[Data extracted from a collection]
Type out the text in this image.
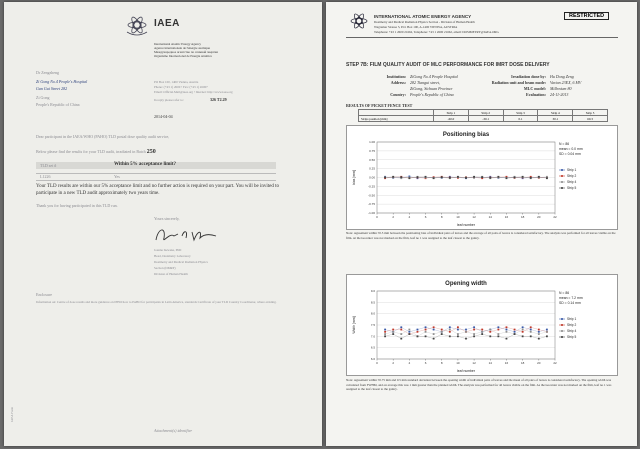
IAEA
International Atomic Energy Agency
Agence internationale de l'énergie atomique
Международное агентство по атомной энергии
Organismo Internacional de Energía Atómica
Dr Zengzheng
Zi Gong No.4 People's Hospital
Gan Gui Street 282
Zi Gong
People's Republic of China
PO Box 100, 1400 Vienna, Austria
Phone: (+43 1) 2600 • Fax: (+43 1) 26007
Email: Official.Mail@iaea.org • Internet: http://www.iaea.org
In reply please refer to:	326 T2.29
2014-04-04
Dear participant in the IAEA/WHO (PAHO) TLD postal dose quality audit service,
Below please find the results for your TLD audit, irradiated in Batch 250
TLD set #	Within 5% acceptance limit?
L1226	Yes
Your TLD results are within our 5% acceptance limit and no further action is required on your part. You will be invited to participate in a new TLD audit approximately two years time.
Thank you for having participated in this TLD run.
Yours sincerely,
Joanna Izewska, PhD
Head, Dosimetry Laboratory
Dosimetry and Medical Radiation Physics
Section (DMRP)
Division of Human Health
Enclosure
Information on: Centre of dose results and more guidance on IPHO how to PAHO for participants in Latin America, standards Certificate of your TLD Country Coordinator, where existing.
Attachment(s) identifier
IAEA Form
INTERNATIONAL ATOMIC ENERGY AGENCY
Dosimetry and Medical Radiation Physics Section - Division of Human Health
Wagramer Strasse 5, P.O. Box 100, A-1400 VIENNA, AUSTRIA
Telephone: +43 1 2600 21662, Telephone: +43 1 2600 21662, email: DOSIMETRY@IAEA.ORG
RESTRICTED
STEP 7B: FILM QUALITY AUDIT OF MLC PERFORMANCE FOR IMRT DOSE DELIVERY
Institution: ZiGong No.4 People Hospital
Address: 282 Tiangui street,
ZiGong, Sichuan Province
Country: People's Republic of China
Irradiation done by: Hu Dong Zeng
Radiation unit and beam mode: Varian 23EX, 6 MV
MLC model: Millenium 80
Evaluation: 24-11-2013
RESULTS OF PICKET FENCE TEST
	Strip 1	Strip 2	Strip 3	Strip 4	Strip 5
Strips position [mm]	-60.0	-30.1	0.1	30.1	60.3
Positioning bias
1.00
0.75
0.50
0.25
0.00
-0.25
-0.50
-0.75
-1.00
0	2	4	6	8	10	12	14	16	18	20	22
leaf number
bias [mm]
N = 86
mean = 0.0 mm
SD = 0.04 mm
Strip 1
Strip 2
Strip 4
Strip 5
Note: Agreement within ±0.5 mm between the positioning bias of individual pairs of leaves and the average of all pairs of leaves is considered satisfactory. The analysis was performed for all leaves visible on the film. At the isocenter was not marked on the film, leaf no 1 was assigned to the leaf closest to the gantry.
Opening width
9.0
8.5
8.0
7.5
7.0
6.5
6.0
0	2	4	6	8	10	12	14	16	18	20	22
leaf number
Width [mm]
N = 86
mean = 7.2 mm
SD = 0.14 mm
Strip 1
Strip 2
Strip 4
Strip 5
Note: Agreement within ±0.75 mm and 0.5 mm standard deviation between the opening width of individual pairs of leaves and the mean of all pairs of leaves is considered satisfactory. The opening width was calculated from FWHM, and on average this was 1 mm greater than the planned width. The analysis was performed for all leaves visible on the film. As the isocenter was not marked on the film, leaf no 1 was assigned to the leaf closest to the gantry.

:: TASK BRIEF ::
Show all lines from the records above where the word "Agreement" occurs.

:: THE OUTPUT ::
Note: Agreement within ±0.5 mm between the positioning bias of individual pairs of leaves and the average of all pairs of leaves is considered satisfactory. The analysis was performed for all leaves visible on the film. At the isocenter was not marked on the film, leaf no 1 was assigned to the leaf closest to the gantry.
Note: Agreement within ±0.75 mm and 0.5 mm standard deviation between the opening width of individual pairs of leaves and the mean of all pairs of leaves is considered satisfactory. The opening width was calculated from FWHM, and on average this was 1 mm greater than the planned width. The analysis was performed for all leaves visible on the film. As the isocenter was not marked on the film, leaf no 1 was assigned to the leaf closest to the gantry.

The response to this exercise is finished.